++++ Data to use
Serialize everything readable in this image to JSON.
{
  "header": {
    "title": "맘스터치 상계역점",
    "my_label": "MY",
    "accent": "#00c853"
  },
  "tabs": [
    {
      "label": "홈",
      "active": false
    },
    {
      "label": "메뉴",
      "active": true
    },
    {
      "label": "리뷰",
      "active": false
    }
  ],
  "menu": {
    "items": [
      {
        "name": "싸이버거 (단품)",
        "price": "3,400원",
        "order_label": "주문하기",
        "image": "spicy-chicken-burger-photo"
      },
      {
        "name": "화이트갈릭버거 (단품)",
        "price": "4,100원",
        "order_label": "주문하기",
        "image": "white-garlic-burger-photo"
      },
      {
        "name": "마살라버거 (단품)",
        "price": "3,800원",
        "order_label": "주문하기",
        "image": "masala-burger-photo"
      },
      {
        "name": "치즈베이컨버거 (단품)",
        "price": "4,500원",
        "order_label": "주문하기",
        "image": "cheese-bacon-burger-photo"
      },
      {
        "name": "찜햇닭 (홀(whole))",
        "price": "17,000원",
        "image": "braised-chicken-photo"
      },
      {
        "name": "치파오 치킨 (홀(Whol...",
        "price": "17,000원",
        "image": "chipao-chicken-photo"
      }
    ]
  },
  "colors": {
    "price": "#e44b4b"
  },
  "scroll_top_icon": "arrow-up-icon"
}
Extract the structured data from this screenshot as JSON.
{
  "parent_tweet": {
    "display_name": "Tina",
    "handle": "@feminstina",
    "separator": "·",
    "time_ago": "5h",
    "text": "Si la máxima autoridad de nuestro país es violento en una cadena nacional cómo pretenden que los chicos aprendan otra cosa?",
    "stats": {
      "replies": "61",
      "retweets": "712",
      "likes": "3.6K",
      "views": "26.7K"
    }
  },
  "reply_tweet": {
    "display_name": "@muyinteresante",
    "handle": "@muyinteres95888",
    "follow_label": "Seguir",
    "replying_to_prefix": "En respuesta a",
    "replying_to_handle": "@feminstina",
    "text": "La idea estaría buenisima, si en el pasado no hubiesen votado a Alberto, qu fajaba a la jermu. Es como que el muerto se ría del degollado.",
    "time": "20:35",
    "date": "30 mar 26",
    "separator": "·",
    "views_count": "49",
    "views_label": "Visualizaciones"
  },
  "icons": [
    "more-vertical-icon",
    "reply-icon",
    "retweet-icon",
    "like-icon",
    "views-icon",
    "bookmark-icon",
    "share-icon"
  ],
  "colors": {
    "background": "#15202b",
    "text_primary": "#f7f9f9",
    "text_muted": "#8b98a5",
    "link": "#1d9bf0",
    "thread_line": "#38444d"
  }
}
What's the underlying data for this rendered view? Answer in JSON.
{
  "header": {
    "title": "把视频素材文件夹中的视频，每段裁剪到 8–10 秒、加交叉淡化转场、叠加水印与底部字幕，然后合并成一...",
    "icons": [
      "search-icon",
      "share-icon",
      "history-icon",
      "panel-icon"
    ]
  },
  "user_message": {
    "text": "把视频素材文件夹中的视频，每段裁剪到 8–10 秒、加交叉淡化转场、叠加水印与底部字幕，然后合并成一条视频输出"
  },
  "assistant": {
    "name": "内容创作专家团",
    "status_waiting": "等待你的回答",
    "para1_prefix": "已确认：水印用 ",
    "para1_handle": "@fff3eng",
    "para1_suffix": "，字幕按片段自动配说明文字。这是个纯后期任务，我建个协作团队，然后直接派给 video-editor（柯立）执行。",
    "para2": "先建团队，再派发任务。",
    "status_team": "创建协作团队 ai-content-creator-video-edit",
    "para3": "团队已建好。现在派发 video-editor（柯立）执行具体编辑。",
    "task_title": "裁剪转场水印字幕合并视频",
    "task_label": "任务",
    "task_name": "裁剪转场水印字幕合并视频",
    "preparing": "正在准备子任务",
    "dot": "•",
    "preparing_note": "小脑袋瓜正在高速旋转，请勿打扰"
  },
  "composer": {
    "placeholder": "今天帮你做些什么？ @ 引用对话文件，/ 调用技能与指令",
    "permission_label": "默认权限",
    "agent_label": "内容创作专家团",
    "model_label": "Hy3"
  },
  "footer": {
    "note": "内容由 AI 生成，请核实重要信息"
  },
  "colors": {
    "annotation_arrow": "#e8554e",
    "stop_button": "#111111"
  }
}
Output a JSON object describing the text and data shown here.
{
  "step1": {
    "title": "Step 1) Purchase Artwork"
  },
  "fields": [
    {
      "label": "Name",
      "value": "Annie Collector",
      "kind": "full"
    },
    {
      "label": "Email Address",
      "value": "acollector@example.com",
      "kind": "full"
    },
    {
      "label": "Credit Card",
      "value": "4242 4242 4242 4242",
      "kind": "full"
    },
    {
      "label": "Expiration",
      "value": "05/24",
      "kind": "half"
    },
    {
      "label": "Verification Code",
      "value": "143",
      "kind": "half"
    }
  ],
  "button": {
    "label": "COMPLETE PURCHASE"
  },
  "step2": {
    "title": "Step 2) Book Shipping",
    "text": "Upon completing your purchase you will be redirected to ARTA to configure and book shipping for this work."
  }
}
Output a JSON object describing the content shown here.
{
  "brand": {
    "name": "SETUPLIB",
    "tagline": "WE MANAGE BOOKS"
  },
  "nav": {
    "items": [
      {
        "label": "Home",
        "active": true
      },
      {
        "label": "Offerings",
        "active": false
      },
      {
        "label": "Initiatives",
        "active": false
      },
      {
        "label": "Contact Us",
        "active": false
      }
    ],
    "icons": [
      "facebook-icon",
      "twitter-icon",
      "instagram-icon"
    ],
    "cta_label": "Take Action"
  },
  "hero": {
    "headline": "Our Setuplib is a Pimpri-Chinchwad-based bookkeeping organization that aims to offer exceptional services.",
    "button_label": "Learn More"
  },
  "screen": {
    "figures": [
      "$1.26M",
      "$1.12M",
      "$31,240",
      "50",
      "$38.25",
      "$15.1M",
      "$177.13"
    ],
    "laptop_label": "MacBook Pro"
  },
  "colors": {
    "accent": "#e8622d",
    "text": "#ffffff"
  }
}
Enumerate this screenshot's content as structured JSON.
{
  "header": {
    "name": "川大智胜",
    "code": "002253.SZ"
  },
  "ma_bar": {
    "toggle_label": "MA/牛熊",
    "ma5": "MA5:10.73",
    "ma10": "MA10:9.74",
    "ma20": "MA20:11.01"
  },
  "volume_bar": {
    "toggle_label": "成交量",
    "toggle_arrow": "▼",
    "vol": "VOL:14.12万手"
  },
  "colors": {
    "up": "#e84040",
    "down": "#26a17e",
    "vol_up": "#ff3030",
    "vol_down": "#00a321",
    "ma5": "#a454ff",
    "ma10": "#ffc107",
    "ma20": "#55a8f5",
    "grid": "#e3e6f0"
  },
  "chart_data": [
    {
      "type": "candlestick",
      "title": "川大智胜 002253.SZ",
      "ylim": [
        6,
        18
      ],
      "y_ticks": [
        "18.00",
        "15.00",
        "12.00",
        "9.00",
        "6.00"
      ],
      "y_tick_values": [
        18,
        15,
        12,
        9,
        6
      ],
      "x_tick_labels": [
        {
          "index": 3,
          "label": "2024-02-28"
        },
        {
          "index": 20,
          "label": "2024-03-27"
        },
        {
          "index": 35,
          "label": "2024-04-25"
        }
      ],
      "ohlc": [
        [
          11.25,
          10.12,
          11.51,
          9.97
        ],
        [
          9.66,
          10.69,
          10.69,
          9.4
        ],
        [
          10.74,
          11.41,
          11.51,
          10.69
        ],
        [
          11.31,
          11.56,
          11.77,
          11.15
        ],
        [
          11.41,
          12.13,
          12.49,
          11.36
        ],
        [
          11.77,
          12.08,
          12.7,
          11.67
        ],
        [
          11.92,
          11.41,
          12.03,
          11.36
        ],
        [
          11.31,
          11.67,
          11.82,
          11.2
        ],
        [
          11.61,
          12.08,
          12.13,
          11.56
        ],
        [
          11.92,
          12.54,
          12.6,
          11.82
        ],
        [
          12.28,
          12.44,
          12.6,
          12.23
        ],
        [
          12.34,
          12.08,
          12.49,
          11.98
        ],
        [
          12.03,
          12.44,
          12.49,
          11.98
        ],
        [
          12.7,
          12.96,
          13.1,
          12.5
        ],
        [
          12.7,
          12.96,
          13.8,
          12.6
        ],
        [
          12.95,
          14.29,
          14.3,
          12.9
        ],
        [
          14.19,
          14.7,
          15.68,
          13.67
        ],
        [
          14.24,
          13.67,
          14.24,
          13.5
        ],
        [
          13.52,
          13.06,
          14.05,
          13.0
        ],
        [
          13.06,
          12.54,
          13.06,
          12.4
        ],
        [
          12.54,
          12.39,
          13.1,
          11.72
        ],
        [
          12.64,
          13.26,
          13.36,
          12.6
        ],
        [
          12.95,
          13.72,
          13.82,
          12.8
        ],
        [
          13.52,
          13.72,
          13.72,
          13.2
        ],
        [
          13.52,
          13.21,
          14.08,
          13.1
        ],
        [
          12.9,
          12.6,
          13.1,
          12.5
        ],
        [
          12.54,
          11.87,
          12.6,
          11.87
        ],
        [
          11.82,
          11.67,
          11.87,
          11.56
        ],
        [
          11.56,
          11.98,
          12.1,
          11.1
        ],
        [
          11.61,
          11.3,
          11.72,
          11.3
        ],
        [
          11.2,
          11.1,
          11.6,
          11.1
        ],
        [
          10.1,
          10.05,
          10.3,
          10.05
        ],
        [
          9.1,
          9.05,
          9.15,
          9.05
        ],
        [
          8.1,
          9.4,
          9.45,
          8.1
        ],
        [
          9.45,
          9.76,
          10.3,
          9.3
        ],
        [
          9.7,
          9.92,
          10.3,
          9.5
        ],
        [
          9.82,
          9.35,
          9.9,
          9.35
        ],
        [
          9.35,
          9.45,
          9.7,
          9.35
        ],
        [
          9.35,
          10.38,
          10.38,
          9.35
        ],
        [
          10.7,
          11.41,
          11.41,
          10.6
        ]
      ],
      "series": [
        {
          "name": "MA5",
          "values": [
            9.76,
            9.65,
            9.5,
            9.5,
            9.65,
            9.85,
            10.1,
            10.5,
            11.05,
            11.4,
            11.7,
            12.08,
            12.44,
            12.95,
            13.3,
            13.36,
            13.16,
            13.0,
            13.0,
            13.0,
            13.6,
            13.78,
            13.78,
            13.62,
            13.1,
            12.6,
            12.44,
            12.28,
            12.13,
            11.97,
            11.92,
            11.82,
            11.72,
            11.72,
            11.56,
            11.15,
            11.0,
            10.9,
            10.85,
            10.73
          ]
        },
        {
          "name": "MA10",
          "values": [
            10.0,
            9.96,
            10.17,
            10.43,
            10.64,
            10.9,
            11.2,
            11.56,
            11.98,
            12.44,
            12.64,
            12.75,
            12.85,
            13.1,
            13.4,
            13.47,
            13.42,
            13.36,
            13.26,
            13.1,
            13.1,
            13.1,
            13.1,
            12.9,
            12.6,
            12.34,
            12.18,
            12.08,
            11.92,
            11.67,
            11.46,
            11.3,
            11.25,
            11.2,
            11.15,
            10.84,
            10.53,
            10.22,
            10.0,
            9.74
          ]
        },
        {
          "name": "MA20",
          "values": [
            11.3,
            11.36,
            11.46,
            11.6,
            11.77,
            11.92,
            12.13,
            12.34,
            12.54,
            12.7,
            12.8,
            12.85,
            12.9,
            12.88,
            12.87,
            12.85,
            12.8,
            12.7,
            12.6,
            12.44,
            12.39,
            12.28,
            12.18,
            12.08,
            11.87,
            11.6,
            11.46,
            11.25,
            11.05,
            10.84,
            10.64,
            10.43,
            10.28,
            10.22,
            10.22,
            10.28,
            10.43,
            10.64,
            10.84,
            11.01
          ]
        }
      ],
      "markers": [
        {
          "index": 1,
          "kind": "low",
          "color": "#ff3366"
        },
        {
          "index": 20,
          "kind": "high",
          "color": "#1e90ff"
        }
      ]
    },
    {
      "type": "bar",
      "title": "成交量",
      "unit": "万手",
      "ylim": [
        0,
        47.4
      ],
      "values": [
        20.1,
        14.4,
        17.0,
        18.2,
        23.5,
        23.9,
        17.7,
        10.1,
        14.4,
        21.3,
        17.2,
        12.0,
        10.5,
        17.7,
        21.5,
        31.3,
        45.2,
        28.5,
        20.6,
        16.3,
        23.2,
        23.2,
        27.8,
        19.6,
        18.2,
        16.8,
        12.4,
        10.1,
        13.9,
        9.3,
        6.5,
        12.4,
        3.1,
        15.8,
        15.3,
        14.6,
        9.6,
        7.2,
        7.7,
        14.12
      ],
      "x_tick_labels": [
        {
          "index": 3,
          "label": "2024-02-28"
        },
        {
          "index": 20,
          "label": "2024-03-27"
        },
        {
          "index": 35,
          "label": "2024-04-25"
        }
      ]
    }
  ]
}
++++++++
**Problem to solve:** Identify the lines of the data that contain the word "image". Copy each of them.

**Final answer:**
Serialize everything readable in this image to JSON.
        "image": "spicy-chicken-burger-photo"
        "image": "white-garlic-burger-photo"
        "image": "masala-burger-photo"
        "image": "cheese-bacon-burger-photo"
        "image": "braised-chicken-photo"
        "image": "chipao-chicken-photo"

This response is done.